- What this task involves:
State how many lines contain "pour", and write nothing except that count.

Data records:
-- Start --

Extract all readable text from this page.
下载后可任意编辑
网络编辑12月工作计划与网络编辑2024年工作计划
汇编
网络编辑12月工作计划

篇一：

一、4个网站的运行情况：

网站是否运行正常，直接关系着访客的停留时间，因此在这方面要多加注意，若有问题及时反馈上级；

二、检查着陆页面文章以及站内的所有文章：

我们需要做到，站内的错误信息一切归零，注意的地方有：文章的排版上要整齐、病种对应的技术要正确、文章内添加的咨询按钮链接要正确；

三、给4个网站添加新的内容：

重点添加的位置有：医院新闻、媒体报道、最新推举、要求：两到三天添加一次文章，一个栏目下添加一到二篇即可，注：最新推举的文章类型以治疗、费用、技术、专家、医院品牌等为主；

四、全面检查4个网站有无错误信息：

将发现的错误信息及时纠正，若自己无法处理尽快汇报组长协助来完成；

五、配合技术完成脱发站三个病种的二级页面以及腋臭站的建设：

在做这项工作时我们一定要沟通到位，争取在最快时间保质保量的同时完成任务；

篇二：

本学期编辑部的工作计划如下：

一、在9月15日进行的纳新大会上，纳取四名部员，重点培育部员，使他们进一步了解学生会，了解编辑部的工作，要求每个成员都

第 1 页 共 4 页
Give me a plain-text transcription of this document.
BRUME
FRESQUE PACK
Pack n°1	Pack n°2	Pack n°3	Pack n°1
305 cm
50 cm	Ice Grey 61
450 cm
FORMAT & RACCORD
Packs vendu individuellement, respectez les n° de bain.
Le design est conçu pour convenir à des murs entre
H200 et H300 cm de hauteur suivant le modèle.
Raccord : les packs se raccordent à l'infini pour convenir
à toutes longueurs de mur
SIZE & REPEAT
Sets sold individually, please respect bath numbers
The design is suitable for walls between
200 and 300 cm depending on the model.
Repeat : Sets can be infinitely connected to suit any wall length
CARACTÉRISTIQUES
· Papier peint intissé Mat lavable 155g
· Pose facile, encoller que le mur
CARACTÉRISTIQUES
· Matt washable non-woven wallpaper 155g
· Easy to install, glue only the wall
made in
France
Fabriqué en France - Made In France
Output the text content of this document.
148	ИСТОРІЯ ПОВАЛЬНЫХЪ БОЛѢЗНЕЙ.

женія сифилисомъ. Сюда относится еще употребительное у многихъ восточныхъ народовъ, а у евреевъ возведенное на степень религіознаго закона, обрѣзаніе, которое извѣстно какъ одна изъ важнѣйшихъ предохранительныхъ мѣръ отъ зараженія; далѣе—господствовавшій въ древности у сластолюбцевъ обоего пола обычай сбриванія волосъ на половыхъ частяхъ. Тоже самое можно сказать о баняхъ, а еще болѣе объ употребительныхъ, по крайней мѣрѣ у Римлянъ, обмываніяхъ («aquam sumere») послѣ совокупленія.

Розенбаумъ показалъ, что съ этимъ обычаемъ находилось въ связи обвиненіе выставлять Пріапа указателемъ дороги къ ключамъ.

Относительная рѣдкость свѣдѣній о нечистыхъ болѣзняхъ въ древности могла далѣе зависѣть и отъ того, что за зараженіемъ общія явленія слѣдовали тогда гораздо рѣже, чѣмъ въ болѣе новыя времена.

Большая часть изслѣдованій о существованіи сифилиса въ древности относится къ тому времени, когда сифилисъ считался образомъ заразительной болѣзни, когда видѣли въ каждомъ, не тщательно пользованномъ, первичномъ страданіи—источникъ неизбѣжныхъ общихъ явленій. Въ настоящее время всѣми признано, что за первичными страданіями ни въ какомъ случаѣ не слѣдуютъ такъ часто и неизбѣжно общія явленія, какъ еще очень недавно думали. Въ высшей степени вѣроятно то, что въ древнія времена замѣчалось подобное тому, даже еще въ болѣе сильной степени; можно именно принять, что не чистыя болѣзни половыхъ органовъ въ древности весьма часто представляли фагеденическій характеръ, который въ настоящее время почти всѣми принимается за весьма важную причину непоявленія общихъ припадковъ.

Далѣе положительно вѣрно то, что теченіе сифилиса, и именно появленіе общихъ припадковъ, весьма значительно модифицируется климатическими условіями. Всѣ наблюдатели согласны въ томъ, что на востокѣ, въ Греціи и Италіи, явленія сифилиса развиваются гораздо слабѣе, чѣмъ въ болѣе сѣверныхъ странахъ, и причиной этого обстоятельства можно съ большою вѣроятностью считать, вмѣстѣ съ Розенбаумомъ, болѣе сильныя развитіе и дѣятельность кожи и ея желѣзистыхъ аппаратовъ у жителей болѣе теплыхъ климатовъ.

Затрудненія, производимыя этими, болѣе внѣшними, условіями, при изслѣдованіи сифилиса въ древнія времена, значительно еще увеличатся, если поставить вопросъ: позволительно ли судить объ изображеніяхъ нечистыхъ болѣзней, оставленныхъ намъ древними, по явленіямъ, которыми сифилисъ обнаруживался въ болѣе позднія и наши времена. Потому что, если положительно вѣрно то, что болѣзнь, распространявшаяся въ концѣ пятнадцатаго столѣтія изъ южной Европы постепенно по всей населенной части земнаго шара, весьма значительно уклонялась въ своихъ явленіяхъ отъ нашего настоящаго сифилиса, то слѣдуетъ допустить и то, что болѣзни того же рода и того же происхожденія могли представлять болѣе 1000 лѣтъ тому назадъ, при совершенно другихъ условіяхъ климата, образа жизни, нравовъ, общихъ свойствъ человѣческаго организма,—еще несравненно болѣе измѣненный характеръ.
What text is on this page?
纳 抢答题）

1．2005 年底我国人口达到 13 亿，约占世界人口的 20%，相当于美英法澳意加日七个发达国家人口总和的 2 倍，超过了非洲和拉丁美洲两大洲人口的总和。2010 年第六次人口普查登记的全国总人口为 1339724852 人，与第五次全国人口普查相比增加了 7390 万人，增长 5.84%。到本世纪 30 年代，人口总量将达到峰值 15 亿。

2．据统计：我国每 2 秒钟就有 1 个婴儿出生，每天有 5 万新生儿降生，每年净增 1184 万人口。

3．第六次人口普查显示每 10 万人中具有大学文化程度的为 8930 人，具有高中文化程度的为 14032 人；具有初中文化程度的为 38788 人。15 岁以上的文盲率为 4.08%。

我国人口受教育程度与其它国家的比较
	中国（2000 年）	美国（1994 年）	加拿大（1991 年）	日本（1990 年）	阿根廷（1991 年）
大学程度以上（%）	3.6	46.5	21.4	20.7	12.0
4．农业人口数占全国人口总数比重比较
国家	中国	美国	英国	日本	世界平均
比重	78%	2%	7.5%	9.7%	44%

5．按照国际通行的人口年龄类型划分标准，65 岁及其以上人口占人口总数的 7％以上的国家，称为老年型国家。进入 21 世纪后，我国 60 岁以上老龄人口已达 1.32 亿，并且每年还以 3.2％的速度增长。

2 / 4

-- End --

- Answer to the task:
2